[START DATA ROWS]

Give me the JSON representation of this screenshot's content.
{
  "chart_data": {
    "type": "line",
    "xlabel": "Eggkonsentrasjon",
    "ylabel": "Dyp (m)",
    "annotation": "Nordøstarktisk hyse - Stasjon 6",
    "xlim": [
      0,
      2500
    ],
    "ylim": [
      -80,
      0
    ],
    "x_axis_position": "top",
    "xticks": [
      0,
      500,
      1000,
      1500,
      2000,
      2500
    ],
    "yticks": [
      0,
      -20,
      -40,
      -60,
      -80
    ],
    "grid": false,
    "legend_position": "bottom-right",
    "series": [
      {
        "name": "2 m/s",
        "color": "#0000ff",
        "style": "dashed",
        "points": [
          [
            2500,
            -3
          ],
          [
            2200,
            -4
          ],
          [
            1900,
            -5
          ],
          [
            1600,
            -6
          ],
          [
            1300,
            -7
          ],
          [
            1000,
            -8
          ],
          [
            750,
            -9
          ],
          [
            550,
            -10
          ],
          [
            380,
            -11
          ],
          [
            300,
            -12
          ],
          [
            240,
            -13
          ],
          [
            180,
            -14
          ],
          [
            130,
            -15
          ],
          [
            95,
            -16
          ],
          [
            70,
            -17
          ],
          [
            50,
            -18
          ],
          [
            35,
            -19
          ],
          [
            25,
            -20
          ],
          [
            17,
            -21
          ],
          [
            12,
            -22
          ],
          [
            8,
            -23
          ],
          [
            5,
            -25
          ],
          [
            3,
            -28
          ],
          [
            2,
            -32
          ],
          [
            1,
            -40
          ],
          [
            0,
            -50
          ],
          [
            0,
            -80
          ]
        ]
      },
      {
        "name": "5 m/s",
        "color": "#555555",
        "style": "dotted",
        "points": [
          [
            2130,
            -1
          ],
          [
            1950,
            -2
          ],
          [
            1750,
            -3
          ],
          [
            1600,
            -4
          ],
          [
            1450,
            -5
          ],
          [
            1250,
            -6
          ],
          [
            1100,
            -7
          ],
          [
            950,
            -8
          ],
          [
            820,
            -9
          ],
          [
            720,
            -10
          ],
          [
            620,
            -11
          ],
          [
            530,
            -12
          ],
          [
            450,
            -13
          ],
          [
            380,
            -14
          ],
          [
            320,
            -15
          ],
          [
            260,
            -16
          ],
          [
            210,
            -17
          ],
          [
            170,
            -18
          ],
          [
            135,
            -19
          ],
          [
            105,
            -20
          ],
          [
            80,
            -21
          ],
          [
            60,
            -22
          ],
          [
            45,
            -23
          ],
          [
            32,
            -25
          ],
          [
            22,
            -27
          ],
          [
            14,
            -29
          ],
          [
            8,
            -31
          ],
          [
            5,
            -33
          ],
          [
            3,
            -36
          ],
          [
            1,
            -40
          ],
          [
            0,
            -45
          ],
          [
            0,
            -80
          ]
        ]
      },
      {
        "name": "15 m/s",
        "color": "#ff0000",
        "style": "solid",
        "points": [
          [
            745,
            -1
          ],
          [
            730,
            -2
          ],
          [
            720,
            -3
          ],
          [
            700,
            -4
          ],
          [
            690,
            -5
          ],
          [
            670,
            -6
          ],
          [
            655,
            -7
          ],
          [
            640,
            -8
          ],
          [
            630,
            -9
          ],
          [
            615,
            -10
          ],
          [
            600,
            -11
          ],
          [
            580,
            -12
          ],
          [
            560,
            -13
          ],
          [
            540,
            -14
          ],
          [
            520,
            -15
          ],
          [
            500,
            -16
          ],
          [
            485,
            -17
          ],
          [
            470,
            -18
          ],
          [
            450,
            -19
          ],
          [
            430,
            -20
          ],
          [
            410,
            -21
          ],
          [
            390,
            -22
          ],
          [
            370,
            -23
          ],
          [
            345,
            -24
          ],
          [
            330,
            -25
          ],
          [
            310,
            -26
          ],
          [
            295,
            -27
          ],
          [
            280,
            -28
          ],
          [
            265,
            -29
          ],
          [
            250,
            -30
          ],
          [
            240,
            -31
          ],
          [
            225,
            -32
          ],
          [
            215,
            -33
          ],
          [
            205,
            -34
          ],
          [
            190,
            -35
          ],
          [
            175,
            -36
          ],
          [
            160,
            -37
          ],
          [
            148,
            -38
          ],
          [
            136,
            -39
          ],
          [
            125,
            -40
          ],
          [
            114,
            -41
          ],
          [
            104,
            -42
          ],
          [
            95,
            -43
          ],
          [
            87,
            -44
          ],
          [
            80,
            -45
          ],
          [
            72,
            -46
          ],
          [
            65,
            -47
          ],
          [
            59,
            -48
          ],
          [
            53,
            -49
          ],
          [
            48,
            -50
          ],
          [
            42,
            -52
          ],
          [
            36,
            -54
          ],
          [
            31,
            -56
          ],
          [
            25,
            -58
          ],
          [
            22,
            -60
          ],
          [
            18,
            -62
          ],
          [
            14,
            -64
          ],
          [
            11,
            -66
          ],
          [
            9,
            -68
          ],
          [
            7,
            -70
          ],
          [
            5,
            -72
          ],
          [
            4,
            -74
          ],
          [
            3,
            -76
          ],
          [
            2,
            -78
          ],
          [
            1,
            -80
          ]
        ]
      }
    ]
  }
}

[END DATA ROWS]

YOUR GOAL >> Where a line in the material contains "color", copy that line.

TASK ANSWER >>
        "color": "#0000ff",
        "color": "#555555",
        "color": "#ff0000",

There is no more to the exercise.